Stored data
= = = = =

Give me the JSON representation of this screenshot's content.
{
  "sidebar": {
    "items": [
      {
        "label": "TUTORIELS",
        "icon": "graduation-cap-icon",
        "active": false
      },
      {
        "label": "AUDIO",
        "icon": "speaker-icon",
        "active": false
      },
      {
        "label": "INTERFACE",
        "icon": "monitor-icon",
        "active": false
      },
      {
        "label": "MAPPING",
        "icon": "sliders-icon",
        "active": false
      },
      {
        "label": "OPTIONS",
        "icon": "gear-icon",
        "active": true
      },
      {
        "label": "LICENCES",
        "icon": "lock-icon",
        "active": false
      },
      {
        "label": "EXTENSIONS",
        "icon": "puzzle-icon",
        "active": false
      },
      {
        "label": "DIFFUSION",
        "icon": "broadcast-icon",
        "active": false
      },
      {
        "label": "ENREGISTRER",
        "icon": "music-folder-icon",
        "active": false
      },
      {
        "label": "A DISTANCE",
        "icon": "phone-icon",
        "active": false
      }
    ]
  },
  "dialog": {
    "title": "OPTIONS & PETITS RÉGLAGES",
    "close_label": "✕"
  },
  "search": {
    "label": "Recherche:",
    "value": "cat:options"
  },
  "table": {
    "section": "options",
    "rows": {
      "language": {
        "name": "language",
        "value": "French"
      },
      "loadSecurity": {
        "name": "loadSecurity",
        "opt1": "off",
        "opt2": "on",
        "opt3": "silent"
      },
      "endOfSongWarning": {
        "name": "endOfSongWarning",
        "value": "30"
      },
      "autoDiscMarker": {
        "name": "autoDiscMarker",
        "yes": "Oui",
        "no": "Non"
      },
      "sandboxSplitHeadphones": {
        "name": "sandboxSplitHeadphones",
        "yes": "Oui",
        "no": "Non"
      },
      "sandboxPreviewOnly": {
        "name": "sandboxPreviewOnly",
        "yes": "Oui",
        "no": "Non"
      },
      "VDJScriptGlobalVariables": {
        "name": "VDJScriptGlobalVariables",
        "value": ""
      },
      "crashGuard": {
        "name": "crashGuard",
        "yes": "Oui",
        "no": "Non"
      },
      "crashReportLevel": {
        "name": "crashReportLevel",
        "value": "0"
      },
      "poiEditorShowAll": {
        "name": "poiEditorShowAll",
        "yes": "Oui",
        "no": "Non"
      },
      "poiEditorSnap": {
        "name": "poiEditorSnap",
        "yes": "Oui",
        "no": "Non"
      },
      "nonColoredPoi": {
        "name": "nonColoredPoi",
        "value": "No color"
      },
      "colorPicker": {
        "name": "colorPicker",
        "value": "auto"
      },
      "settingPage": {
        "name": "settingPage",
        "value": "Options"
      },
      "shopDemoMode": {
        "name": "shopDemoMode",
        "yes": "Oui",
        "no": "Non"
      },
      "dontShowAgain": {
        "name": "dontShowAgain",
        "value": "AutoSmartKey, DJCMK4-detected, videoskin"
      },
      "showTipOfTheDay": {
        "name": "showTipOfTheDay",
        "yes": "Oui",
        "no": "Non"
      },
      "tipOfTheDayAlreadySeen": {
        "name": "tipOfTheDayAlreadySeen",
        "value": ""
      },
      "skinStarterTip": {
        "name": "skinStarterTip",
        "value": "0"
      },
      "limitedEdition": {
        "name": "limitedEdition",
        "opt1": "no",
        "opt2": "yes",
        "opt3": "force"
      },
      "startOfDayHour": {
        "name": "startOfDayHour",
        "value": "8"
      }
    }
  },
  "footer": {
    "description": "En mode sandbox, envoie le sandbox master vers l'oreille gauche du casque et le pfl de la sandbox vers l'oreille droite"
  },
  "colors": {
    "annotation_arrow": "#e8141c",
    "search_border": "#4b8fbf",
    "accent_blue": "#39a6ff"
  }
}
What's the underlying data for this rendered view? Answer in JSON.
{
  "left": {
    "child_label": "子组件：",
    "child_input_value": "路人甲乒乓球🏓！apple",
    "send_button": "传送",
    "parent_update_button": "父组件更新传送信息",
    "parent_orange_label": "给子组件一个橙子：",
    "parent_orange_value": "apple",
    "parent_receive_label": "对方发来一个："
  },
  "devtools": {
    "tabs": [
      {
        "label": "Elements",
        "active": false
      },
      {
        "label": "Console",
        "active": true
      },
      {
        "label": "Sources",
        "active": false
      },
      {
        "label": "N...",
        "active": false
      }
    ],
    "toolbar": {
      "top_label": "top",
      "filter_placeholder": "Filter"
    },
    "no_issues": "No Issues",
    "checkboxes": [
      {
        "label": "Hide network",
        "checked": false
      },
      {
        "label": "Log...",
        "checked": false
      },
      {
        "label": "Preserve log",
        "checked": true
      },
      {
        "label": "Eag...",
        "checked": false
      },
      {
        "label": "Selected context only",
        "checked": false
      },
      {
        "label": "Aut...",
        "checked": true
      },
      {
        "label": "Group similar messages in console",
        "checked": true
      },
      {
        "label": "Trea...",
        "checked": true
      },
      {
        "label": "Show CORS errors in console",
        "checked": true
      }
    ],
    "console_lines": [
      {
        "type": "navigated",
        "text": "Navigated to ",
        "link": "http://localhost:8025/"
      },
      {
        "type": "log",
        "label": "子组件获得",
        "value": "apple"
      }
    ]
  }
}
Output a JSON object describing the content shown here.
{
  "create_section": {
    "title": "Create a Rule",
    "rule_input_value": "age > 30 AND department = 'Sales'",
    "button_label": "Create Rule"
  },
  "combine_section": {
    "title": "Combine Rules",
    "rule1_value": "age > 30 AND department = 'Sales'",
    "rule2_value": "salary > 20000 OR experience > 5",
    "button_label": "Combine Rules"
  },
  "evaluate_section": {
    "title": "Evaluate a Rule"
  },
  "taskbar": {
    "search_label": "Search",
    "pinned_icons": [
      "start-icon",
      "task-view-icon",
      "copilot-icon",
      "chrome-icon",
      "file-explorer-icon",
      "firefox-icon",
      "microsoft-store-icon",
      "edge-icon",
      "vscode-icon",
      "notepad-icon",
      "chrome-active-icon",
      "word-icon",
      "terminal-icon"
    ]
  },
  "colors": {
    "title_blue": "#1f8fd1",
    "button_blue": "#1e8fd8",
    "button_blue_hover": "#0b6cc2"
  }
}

= = = = =

## Task to complete
Provide all the records again, word for word.

## Complete answer
Give me the JSON representation of this screenshot's content.
{
  "sidebar": {
    "items": [
      {
        "label": "TUTORIELS",
        "icon": "graduation-cap-icon",
        "active": false
      },
      {
        "label": "AUDIO",
        "icon": "speaker-icon",
        "active": false
      },
      {
        "label": "INTERFACE",
        "icon": "monitor-icon",
        "active": false
      },
      {
        "label": "MAPPING",
        "icon": "sliders-icon",
        "active": false
      },
      {
        "label": "OPTIONS",
        "icon": "gear-icon",
        "active": true
      },
      {
        "label": "LICENCES",
        "icon": "lock-icon",
        "active": false
      },
      {
        "label": "EXTENSIONS",
        "icon": "puzzle-icon",
        "active": false
      },
      {
        "label": "DIFFUSION",
        "icon": "broadcast-icon",
        "active": false
      },
      {
        "label": "ENREGISTRER",
        "icon": "music-folder-icon",
        "active": false
      },
      {
        "label": "A DISTANCE",
        "icon": "phone-icon",
        "active": false
      }
    ]
  },
  "dialog": {
    "title": "OPTIONS & PETITS RÉGLAGES",
    "close_label": "✕"
  },
  "search": {
    "label": "Recherche:",
    "value": "cat:options"
  },
  "table": {
    "section": "options",
    "rows": {
      "language": {
        "name": "language",
        "value": "French"
      },
      "loadSecurity": {
        "name": "loadSecurity",
        "opt1": "off",
        "opt2": "on",
        "opt3": "silent"
      },
      "endOfSongWarning": {
        "name": "endOfSongWarning",
        "value": "30"
      },
      "autoDiscMarker": {
        "name": "autoDiscMarker",
        "yes": "Oui",
        "no": "Non"
      },
      "sandboxSplitHeadphones": {
        "name": "sandboxSplitHeadphones",
        "yes": "Oui",
        "no": "Non"
      },
      "sandboxPreviewOnly": {
        "name": "sandboxPreviewOnly",
        "yes": "Oui",
        "no": "Non"
      },
      "VDJScriptGlobalVariables": {
        "name": "VDJScriptGlobalVariables",
        "value": ""
      },
      "crashGuard": {
        "name": "crashGuard",
        "yes": "Oui",
        "no": "Non"
      },
      "crashReportLevel": {
        "name": "crashReportLevel",
        "value": "0"
      },
      "poiEditorShowAll": {
        "name": "poiEditorShowAll",
        "yes": "Oui",
        "no": "Non"
      },
      "poiEditorSnap": {
        "name": "poiEditorSnap",
        "yes": "Oui",
        "no": "Non"
      },
      "nonColoredPoi": {
        "name": "nonColoredPoi",
        "value": "No color"
      },
      "colorPicker": {
        "name": "colorPicker",
        "value": "auto"
      },
      "settingPage": {
        "name": "settingPage",
        "value": "Options"
      },
      "shopDemoMode": {
        "name": "shopDemoMode",
        "yes": "Oui",
        "no": "Non"
      },
      "dontShowAgain": {
        "name": "dontShowAgain",
        "value": "AutoSmartKey, DJCMK4-detected, videoskin"
      },
      "showTipOfTheDay": {
        "name": "showTipOfTheDay",
        "yes": "Oui",
        "no": "Non"
      },
      "tipOfTheDayAlreadySeen": {
        "name": "tipOfTheDayAlreadySeen",
        "value": ""
      },
      "skinStarterTip": {
        "name": "skinStarterTip",
        "value": "0"
      },
      "limitedEdition": {
        "name": "limitedEdition",
        "opt1": "no",
        "opt2": "yes",
        "opt3": "force"
      },
      "startOfDayHour": {
        "name": "startOfDayHour",
        "value": "8"
      }
    }
  },
  "footer": {
    "description": "En mode sandbox, envoie le sandbox master vers l'oreille gauche du casque et le pfl de la sandbox vers l'oreille droite"
  },
  "colors": {
    "annotation_arrow": "#e8141c",
    "search_border": "#4b8fbf",
    "accent_blue": "#39a6ff"
  }
}
What's the underlying data for this rendered view? Answer in JSON.
{
  "left": {
    "child_label": "子组件：",
    "child_input_value": "路人甲乒乓球🏓！apple",
    "send_button": "传送",
    "parent_update_button": "父组件更新传送信息",
    "parent_orange_label": "给子组件一个橙子：",
    "parent_orange_value": "apple",
    "parent_receive_label": "对方发来一个："
  },
  "devtools": {
    "tabs": [
      {
        "label": "Elements",
        "active": false
      },
      {
        "label": "Console",
        "active": true
      },
      {
        "label": "Sources",
        "active": false
      },
      {
        "label": "N...",
        "active": false
      }
    ],
    "toolbar": {
      "top_label": "top",
      "filter_placeholder": "Filter"
    },
    "no_issues": "No Issues",
    "checkboxes": [
      {
        "label": "Hide network",
        "checked": false
      },
      {
        "label": "Log...",
        "checked": false
      },
      {
        "label": "Preserve log",
        "checked": true
      },
      {
        "label": "Eag...",
        "checked": false
      },
      {
        "label": "Selected context only",
        "checked": false
      },
      {
        "label": "Aut...",
        "checked": true
      },
      {
        "label": "Group similar messages in console",
        "checked": true
      },
      {
        "label": "Trea...",
        "checked": true
      },
      {
        "label": "Show CORS errors in console",
        "checked": true
      }
    ],
    "console_lines": [
      {
        "type": "navigated",
        "text": "Navigated to ",
        "link": "http://localhost:8025/"
      },
      {
        "type": "log",
        "label": "子组件获得",
        "value": "apple"
      }
    ]
  }
}
Output a JSON object describing the content shown here.
{
  "create_section": {
    "title": "Create a Rule",
    "rule_input_value": "age > 30 AND department = 'Sales'",
    "button_label": "Create Rule"
  },
  "combine_section": {
    "title": "Combine Rules",
    "rule1_value": "age > 30 AND department = 'Sales'",
    "rule2_value": "salary > 20000 OR experience > 5",
    "button_label": "Combine Rules"
  },
  "evaluate_section": {
    "title": "Evaluate a Rule"
  },
  "taskbar": {
    "search_label": "Search",
    "pinned_icons": [
      "start-icon",
      "task-view-icon",
      "copilot-icon",
      "chrome-icon",
      "file-explorer-icon",
      "firefox-icon",
      "microsoft-store-icon",
      "edge-icon",
      "vscode-icon",
      "notepad-icon",
      "chrome-active-icon",
      "word-icon",
      "terminal-icon"
    ]
  },
  "colors": {
    "title_blue": "#1f8fd1",
    "button_blue": "#1e8fd8",
    "button_blue_hover": "#0b6cc2"
  }
}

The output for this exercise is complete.